Dataset entries:
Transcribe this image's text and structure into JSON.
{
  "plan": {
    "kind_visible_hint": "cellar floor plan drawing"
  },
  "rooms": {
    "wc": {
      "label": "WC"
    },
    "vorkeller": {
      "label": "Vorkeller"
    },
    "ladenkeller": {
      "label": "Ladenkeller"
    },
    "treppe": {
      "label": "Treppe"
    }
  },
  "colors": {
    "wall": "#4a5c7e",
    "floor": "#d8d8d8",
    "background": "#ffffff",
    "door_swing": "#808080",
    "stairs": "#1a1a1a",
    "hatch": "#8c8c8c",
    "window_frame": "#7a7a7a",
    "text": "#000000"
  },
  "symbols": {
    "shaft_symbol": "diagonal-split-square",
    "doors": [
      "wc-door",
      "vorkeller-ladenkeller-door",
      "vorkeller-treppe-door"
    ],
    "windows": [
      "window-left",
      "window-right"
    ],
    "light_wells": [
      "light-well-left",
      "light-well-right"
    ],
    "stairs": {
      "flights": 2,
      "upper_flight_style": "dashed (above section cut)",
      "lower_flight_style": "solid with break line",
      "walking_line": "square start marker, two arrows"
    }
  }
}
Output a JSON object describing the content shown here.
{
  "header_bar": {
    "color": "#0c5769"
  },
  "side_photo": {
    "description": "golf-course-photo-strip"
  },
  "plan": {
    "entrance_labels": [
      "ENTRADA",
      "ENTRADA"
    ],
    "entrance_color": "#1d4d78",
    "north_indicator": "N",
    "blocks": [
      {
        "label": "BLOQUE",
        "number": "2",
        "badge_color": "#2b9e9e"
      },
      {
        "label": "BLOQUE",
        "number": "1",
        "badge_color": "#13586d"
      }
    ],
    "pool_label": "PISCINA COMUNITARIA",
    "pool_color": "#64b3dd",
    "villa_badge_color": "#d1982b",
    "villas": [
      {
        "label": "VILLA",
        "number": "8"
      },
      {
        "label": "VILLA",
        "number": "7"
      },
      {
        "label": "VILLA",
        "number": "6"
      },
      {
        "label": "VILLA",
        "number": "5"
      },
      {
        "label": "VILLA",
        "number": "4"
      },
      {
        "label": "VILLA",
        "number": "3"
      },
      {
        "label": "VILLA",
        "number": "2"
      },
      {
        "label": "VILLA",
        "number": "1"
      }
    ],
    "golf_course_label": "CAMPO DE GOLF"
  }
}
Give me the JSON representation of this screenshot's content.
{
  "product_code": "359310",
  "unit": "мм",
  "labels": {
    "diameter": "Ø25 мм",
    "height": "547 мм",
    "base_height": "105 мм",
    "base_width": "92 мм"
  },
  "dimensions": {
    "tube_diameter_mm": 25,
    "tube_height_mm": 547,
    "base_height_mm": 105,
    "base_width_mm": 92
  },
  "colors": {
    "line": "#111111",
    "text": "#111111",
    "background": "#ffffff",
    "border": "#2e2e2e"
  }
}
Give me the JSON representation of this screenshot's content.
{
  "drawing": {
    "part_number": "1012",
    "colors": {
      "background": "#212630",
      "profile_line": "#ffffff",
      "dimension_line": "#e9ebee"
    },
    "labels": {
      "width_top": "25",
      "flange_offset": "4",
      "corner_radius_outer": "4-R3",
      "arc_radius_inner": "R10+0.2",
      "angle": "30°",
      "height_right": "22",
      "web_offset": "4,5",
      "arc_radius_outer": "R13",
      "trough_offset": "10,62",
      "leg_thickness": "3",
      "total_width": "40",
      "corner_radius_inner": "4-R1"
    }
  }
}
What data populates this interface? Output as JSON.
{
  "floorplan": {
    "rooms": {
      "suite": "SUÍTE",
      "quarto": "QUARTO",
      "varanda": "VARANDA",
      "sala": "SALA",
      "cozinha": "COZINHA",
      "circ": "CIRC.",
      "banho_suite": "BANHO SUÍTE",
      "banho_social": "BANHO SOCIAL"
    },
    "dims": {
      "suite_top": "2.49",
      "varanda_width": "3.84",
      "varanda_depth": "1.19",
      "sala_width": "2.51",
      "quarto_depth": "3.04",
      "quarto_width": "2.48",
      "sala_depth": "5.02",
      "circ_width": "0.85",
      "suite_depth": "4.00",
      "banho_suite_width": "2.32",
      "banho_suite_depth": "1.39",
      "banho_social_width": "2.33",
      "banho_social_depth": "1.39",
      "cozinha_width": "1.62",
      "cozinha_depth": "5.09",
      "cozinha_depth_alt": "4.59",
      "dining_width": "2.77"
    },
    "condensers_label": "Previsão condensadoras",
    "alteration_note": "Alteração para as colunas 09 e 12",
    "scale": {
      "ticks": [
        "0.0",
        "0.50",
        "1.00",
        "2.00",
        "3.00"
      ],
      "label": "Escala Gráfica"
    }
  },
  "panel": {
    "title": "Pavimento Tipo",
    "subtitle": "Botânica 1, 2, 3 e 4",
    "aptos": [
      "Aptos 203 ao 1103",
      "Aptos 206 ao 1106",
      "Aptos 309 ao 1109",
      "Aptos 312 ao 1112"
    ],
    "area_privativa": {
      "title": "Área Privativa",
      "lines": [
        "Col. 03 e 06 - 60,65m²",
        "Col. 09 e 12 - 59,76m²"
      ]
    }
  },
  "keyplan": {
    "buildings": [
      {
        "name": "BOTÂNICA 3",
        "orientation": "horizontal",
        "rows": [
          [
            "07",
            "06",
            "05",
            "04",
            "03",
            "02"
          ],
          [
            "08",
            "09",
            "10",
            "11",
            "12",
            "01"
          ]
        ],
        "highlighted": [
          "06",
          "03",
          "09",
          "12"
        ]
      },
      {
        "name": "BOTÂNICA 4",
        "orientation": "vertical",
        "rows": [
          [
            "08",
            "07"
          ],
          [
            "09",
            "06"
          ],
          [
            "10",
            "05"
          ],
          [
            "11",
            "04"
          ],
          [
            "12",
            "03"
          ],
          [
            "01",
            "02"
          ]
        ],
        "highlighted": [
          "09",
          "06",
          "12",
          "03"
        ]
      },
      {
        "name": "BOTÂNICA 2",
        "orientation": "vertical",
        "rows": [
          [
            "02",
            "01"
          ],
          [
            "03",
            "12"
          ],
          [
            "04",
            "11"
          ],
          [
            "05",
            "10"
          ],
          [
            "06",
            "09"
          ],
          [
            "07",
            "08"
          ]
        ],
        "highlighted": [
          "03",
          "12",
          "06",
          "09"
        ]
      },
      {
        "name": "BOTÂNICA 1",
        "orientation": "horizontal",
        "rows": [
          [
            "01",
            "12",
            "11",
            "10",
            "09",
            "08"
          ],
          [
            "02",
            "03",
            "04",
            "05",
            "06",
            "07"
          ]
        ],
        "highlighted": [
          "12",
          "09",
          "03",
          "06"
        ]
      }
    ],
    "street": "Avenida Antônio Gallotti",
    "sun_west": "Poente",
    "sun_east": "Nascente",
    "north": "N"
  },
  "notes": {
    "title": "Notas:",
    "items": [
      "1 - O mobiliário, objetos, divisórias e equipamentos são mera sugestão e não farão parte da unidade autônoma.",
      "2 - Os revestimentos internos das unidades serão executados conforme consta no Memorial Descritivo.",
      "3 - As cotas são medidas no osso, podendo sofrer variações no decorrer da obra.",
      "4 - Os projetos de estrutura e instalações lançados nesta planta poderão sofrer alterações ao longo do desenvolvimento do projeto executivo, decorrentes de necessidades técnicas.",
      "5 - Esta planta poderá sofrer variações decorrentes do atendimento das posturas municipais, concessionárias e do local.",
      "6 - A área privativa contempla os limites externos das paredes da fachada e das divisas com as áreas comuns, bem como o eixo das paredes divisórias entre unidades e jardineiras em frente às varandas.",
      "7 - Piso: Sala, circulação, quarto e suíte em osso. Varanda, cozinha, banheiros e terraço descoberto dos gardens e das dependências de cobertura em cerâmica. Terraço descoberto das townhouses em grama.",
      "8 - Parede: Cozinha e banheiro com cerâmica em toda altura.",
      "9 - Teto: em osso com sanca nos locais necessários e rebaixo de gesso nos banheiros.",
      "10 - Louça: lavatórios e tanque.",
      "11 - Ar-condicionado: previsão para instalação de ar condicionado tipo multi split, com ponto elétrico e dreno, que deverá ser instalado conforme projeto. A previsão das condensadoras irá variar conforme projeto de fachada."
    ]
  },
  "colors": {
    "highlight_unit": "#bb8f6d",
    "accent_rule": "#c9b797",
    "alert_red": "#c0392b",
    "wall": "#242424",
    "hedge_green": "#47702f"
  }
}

** REQUEST **
Write down the number of lines where the word "drawing" appears, and nothing further.

** THE COMPLETED TASK **
2